(Data items)
--- begin ---

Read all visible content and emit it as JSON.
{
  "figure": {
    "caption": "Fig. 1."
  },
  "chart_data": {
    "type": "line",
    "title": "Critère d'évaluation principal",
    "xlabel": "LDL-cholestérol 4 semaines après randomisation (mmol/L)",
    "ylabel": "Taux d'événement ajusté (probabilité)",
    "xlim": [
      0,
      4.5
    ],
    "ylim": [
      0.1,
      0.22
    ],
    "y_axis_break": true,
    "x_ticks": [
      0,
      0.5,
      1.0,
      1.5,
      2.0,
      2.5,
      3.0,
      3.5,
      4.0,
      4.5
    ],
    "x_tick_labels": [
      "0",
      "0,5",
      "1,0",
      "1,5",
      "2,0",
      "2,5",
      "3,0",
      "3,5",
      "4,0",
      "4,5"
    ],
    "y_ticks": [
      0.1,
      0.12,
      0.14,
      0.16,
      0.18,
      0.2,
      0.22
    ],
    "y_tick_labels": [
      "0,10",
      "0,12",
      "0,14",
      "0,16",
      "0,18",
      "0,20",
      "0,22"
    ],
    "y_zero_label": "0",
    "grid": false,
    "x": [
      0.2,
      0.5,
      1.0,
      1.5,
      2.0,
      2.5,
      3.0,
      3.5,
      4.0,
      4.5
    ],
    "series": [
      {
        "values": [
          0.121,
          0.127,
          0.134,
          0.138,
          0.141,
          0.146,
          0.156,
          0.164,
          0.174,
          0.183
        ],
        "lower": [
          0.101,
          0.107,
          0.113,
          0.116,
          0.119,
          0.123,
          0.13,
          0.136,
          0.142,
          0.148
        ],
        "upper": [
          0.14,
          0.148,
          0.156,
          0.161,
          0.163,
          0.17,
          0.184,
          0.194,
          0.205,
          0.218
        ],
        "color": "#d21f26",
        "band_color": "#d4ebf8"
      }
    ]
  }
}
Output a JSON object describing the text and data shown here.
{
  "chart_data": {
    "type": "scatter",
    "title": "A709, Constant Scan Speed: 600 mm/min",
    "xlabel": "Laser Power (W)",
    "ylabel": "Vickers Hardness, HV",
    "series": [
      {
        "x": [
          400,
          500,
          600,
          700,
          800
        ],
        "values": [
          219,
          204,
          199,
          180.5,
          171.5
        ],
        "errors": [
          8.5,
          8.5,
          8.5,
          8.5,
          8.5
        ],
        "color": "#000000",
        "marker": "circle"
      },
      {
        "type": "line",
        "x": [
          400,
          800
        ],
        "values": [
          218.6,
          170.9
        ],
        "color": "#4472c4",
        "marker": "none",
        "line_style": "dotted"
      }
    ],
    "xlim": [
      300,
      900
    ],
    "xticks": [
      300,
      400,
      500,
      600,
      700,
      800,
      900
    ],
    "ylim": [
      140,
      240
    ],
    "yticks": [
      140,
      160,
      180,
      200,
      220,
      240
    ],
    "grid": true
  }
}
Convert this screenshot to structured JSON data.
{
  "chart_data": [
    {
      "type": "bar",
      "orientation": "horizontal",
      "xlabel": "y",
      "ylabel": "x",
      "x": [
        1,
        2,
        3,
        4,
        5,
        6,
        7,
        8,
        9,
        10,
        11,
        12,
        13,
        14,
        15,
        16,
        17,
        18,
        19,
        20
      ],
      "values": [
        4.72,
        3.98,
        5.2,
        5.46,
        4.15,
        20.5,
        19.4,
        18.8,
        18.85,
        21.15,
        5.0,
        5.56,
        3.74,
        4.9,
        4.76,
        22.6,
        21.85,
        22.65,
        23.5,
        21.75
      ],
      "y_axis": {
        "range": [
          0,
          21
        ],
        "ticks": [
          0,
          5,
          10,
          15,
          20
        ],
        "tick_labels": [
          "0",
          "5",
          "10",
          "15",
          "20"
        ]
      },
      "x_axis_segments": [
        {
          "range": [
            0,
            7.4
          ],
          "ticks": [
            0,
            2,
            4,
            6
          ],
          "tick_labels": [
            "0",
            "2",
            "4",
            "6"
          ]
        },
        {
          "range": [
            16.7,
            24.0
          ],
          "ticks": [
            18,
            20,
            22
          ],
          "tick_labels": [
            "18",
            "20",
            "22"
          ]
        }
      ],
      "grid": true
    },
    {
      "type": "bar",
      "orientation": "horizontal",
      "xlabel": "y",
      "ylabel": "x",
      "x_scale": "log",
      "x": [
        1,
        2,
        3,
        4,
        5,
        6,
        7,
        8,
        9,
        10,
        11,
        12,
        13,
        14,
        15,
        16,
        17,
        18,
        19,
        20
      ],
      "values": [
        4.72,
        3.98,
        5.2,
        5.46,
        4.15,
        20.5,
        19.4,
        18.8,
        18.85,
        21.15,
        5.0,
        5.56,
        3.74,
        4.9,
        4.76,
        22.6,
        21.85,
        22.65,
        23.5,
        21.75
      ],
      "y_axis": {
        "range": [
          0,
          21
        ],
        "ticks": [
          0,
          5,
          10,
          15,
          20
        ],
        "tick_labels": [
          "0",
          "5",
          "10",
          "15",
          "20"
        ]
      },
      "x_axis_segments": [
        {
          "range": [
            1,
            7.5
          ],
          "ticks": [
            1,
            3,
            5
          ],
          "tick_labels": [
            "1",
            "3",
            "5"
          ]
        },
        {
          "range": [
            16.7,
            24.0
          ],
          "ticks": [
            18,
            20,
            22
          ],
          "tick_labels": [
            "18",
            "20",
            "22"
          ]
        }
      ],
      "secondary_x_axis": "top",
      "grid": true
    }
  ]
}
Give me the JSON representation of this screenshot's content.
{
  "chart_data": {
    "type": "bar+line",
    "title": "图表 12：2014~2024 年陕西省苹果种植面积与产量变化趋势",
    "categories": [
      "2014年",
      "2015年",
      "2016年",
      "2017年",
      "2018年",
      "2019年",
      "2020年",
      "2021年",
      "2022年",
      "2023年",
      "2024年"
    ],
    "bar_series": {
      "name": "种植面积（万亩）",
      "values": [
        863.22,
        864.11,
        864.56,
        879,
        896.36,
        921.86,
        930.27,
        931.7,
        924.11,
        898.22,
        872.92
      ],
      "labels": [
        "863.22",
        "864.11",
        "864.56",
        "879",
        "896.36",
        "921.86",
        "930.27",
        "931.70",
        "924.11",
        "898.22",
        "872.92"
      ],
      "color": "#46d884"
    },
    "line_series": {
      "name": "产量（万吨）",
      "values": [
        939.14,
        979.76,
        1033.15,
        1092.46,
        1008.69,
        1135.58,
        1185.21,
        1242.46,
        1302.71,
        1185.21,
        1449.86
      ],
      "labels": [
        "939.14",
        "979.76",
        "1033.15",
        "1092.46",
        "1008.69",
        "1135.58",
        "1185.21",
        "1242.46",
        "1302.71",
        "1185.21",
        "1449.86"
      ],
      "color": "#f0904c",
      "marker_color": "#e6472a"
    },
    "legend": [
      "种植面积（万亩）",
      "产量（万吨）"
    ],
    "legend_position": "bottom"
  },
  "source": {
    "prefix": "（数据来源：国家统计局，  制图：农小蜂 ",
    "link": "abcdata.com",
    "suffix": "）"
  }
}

--- end ---

- What is being asked: List each line of the entries that holds the string "content".

- The solution:
Read all visible content and emit it as JSON.
Give me the JSON representation of this screenshot's content.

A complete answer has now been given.